## Requirement:
Sift the listing for lines that hold the string "points" and pull them out.

## The input:
* start *

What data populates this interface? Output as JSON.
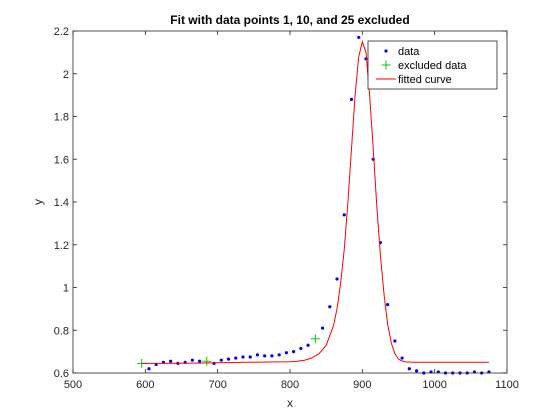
{
  "chart_data": {
    "type": "scatter",
    "title": "Fit with data points 1, 10, and 25 excluded",
    "xlabel": "x",
    "ylabel": "y",
    "xlim": [
      500,
      1100
    ],
    "ylim": [
      0.6,
      2.2
    ],
    "xticks": [
      "500",
      "600",
      "700",
      "800",
      "900",
      "1000",
      "1100"
    ],
    "yticks": [
      "0.6",
      "0.8",
      "1",
      "1.2",
      "1.4",
      "1.6",
      "1.8",
      "2",
      "2.2"
    ],
    "grid": false,
    "legend_position": "top-right",
    "series": [
      {
        "name": "data",
        "kind": "points",
        "color": "#0000ff",
        "x": [
          605,
          615,
          625,
          635,
          645,
          655,
          665,
          675,
          695,
          705,
          715,
          725,
          735,
          745,
          755,
          765,
          775,
          785,
          795,
          805,
          815,
          825,
          845,
          855,
          865,
          875,
          885,
          895,
          905,
          915,
          925,
          935,
          945,
          955,
          965,
          975,
          985,
          995,
          1005,
          1015,
          1025,
          1035,
          1045,
          1055,
          1065,
          1075
        ],
        "y": [
          0.62,
          0.64,
          0.65,
          0.655,
          0.645,
          0.65,
          0.66,
          0.655,
          0.645,
          0.66,
          0.665,
          0.67,
          0.675,
          0.675,
          0.685,
          0.68,
          0.68,
          0.685,
          0.695,
          0.7,
          0.715,
          0.73,
          0.81,
          0.91,
          1.04,
          1.34,
          1.88,
          2.17,
          2.07,
          1.6,
          1.21,
          0.92,
          0.75,
          0.67,
          0.62,
          0.61,
          0.6,
          0.605,
          0.605,
          0.6,
          0.6,
          0.6,
          0.6,
          0.605,
          0.6,
          0.605
        ]
      },
      {
        "name": "excluded data",
        "kind": "plus",
        "color": "#00cc00",
        "x": [
          595,
          685,
          835
        ],
        "y": [
          0.645,
          0.655,
          0.76
        ]
      },
      {
        "name": "fitted curve",
        "kind": "line",
        "color": "#ff0000",
        "x": [
          595,
          620,
          650,
          680,
          700,
          720,
          740,
          760,
          780,
          800,
          810,
          820,
          830,
          840,
          850,
          860,
          865,
          870,
          875,
          880,
          885,
          890,
          895,
          900,
          905,
          910,
          915,
          920,
          925,
          930,
          935,
          940,
          945,
          950,
          955,
          960,
          970,
          980,
          1000,
          1040,
          1075
        ],
        "y": [
          0.645,
          0.645,
          0.646,
          0.647,
          0.648,
          0.649,
          0.65,
          0.651,
          0.652,
          0.653,
          0.655,
          0.66,
          0.67,
          0.69,
          0.73,
          0.82,
          0.9,
          1.02,
          1.18,
          1.4,
          1.65,
          1.9,
          2.08,
          2.15,
          2.1,
          1.9,
          1.65,
          1.38,
          1.15,
          0.97,
          0.83,
          0.74,
          0.69,
          0.665,
          0.656,
          0.652,
          0.65,
          0.65,
          0.65,
          0.65,
          0.65
        ]
      }
    ]
  }
}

* end *

## Result of the task:
    "title": "Fit with data points 1, 10, and 25 excluded",
        "kind": "points",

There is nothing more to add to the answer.